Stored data
====================
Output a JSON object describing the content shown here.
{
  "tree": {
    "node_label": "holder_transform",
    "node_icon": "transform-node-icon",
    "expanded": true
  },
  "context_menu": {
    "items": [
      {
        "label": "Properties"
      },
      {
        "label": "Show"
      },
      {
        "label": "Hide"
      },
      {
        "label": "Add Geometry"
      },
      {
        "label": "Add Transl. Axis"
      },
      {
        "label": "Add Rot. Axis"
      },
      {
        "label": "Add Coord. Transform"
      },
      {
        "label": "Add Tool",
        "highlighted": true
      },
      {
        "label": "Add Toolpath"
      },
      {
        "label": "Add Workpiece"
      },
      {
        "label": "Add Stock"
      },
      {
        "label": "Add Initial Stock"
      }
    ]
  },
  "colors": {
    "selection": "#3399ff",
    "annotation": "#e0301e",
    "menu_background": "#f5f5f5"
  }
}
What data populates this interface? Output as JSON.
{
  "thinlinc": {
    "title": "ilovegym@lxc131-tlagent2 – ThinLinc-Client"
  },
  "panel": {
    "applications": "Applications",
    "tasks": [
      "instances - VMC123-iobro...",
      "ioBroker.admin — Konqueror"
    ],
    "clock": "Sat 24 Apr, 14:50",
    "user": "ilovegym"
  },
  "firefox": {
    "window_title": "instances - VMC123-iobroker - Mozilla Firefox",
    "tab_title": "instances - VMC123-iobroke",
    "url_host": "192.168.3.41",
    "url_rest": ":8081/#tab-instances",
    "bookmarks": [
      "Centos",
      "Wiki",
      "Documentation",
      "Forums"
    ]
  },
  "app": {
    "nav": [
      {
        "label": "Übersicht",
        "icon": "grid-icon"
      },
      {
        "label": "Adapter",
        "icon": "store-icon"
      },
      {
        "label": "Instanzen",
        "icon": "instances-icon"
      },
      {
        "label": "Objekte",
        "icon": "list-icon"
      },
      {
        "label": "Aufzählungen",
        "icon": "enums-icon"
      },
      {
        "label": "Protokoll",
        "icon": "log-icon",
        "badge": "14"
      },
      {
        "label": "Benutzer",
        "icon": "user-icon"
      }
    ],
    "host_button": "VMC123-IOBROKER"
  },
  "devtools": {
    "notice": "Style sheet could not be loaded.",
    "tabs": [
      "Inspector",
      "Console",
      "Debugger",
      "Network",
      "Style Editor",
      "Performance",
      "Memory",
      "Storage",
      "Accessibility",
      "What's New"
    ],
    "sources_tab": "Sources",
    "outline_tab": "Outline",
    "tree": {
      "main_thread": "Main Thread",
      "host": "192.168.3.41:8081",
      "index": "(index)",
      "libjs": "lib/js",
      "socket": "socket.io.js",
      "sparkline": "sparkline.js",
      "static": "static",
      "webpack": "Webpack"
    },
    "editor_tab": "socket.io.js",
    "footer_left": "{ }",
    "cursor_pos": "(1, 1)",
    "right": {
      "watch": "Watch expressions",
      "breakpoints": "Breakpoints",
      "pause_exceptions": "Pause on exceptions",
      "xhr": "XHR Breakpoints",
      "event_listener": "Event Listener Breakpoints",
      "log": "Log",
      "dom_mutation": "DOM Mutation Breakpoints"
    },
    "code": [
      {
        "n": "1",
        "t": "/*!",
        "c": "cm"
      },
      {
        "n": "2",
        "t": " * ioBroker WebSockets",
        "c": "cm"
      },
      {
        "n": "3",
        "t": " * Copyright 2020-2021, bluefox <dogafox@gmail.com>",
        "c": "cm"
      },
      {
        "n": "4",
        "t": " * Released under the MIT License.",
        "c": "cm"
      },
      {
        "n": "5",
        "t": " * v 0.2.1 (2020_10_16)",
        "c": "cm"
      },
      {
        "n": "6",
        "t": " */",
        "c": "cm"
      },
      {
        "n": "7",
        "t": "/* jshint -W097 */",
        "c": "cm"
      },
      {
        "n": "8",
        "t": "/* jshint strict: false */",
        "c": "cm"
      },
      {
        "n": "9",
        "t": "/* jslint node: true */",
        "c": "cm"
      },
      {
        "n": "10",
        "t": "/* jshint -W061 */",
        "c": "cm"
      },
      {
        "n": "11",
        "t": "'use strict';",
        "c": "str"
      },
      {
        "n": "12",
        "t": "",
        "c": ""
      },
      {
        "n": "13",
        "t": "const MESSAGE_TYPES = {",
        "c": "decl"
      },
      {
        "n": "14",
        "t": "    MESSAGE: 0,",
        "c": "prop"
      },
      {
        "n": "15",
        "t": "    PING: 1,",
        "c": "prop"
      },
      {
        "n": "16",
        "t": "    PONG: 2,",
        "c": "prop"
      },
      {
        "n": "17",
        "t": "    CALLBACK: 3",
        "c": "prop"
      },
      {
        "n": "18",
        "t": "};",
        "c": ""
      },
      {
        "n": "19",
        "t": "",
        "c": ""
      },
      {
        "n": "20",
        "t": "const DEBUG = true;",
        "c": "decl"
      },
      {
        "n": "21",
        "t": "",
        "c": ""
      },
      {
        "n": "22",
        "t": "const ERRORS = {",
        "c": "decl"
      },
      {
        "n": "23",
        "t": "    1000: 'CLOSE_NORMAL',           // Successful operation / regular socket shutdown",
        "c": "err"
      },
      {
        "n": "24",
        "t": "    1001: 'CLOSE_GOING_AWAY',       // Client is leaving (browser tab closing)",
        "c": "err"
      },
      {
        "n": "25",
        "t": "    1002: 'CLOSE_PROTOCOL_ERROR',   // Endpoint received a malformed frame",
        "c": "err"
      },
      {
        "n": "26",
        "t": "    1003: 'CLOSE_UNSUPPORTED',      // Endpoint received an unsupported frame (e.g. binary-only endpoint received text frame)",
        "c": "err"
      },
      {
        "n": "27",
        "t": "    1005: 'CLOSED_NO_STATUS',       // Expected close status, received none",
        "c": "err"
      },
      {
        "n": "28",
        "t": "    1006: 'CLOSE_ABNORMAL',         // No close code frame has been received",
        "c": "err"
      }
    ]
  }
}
====================
TASK DETAILS
Emit the records above again, exactly, with no line skipped.

THE COMPLETED TASK
Output a JSON object describing the content shown here.
{
  "tree": {
    "node_label": "holder_transform",
    "node_icon": "transform-node-icon",
    "expanded": true
  },
  "context_menu": {
    "items": [
      {
        "label": "Properties"
      },
      {
        "label": "Show"
      },
      {
        "label": "Hide"
      },
      {
        "label": "Add Geometry"
      },
      {
        "label": "Add Transl. Axis"
      },
      {
        "label": "Add Rot. Axis"
      },
      {
        "label": "Add Coord. Transform"
      },
      {
        "label": "Add Tool",
        "highlighted": true
      },
      {
        "label": "Add Toolpath"
      },
      {
        "label": "Add Workpiece"
      },
      {
        "label": "Add Stock"
      },
      {
        "label": "Add Initial Stock"
      }
    ]
  },
  "colors": {
    "selection": "#3399ff",
    "annotation": "#e0301e",
    "menu_background": "#f5f5f5"
  }
}
What data populates this interface? Output as JSON.
{
  "thinlinc": {
    "title": "ilovegym@lxc131-tlagent2 – ThinLinc-Client"
  },
  "panel": {
    "applications": "Applications",
    "tasks": [
      "instances - VMC123-iobro...",
      "ioBroker.admin — Konqueror"
    ],
    "clock": "Sat 24 Apr, 14:50",
    "user": "ilovegym"
  },
  "firefox": {
    "window_title": "instances - VMC123-iobroker - Mozilla Firefox",
    "tab_title": "instances - VMC123-iobroke",
    "url_host": "192.168.3.41",
    "url_rest": ":8081/#tab-instances",
    "bookmarks": [
      "Centos",
      "Wiki",
      "Documentation",
      "Forums"
    ]
  },
  "app": {
    "nav": [
      {
        "label": "Übersicht",
        "icon": "grid-icon"
      },
      {
        "label": "Adapter",
        "icon": "store-icon"
      },
      {
        "label": "Instanzen",
        "icon": "instances-icon"
      },
      {
        "label": "Objekte",
        "icon": "list-icon"
      },
      {
        "label": "Aufzählungen",
        "icon": "enums-icon"
      },
      {
        "label": "Protokoll",
        "icon": "log-icon",
        "badge": "14"
      },
      {
        "label": "Benutzer",
        "icon": "user-icon"
      }
    ],
    "host_button": "VMC123-IOBROKER"
  },
  "devtools": {
    "notice": "Style sheet could not be loaded.",
    "tabs": [
      "Inspector",
      "Console",
      "Debugger",
      "Network",
      "Style Editor",
      "Performance",
      "Memory",
      "Storage",
      "Accessibility",
      "What's New"
    ],
    "sources_tab": "Sources",
    "outline_tab": "Outline",
    "tree": {
      "main_thread": "Main Thread",
      "host": "192.168.3.41:8081",
      "index": "(index)",
      "libjs": "lib/js",
      "socket": "socket.io.js",
      "sparkline": "sparkline.js",
      "static": "static",
      "webpack": "Webpack"
    },
    "editor_tab": "socket.io.js",
    "footer_left": "{ }",
    "cursor_pos": "(1, 1)",
    "right": {
      "watch": "Watch expressions",
      "breakpoints": "Breakpoints",
      "pause_exceptions": "Pause on exceptions",
      "xhr": "XHR Breakpoints",
      "event_listener": "Event Listener Breakpoints",
      "log": "Log",
      "dom_mutation": "DOM Mutation Breakpoints"
    },
    "code": [
      {
        "n": "1",
        "t": "/*!",
        "c": "cm"
      },
      {
        "n": "2",
        "t": " * ioBroker WebSockets",
        "c": "cm"
      },
      {
        "n": "3",
        "t": " * Copyright 2020-2021, bluefox <dogafox@gmail.com>",
        "c": "cm"
      },
      {
        "n": "4",
        "t": " * Released under the MIT License.",
        "c": "cm"
      },
      {
        "n": "5",
        "t": " * v 0.2.1 (2020_10_16)",
        "c": "cm"
      },
      {
        "n": "6",
        "t": " */",
        "c": "cm"
      },
      {
        "n": "7",
        "t": "/* jshint -W097 */",
        "c": "cm"
      },
      {
        "n": "8",
        "t": "/* jshint strict: false */",
        "c": "cm"
      },
      {
        "n": "9",
        "t": "/* jslint node: true */",
        "c": "cm"
      },
      {
        "n": "10",
        "t": "/* jshint -W061 */",
        "c": "cm"
      },
      {
        "n": "11",
        "t": "'use strict';",
        "c": "str"
      },
      {
        "n": "12",
        "t": "",
        "c": ""
      },
      {
        "n": "13",
        "t": "const MESSAGE_TYPES = {",
        "c": "decl"
      },
      {
        "n": "14",
        "t": "    MESSAGE: 0,",
        "c": "prop"
      },
      {
        "n": "15",
        "t": "    PING: 1,",
        "c": "prop"
      },
      {
        "n": "16",
        "t": "    PONG: 2,",
        "c": "prop"
      },
      {
        "n": "17",
        "t": "    CALLBACK: 3",
        "c": "prop"
      },
      {
        "n": "18",
        "t": "};",
        "c": ""
      },
      {
        "n": "19",
        "t": "",
        "c": ""
      },
      {
        "n": "20",
        "t": "const DEBUG = true;",
        "c": "decl"
      },
      {
        "n": "21",
        "t": "",
        "c": ""
      },
      {
        "n": "22",
        "t": "const ERRORS = {",
        "c": "decl"
      },
      {
        "n": "23",
        "t": "    1000: 'CLOSE_NORMAL',           // Successful operation / regular socket shutdown",
        "c": "err"
      },
      {
        "n": "24",
        "t": "    1001: 'CLOSE_GOING_AWAY',       // Client is leaving (browser tab closing)",
        "c": "err"
      },
      {
        "n": "25",
        "t": "    1002: 'CLOSE_PROTOCOL_ERROR',   // Endpoint received a malformed frame",
        "c": "err"
      },
      {
        "n": "26",
        "t": "    1003: 'CLOSE_UNSUPPORTED',      // Endpoint received an unsupported frame (e.g. binary-only endpoint received text frame)",
        "c": "err"
      },
      {
        "n": "27",
        "t": "    1005: 'CLOSED_NO_STATUS',       // Expected close status, received none",
        "c": "err"
      },
      {
        "n": "28",
        "t": "    1006: 'CLOSE_ABNORMAL',         // No close code frame has been received",
        "c": "err"
      }
    ]
  }
}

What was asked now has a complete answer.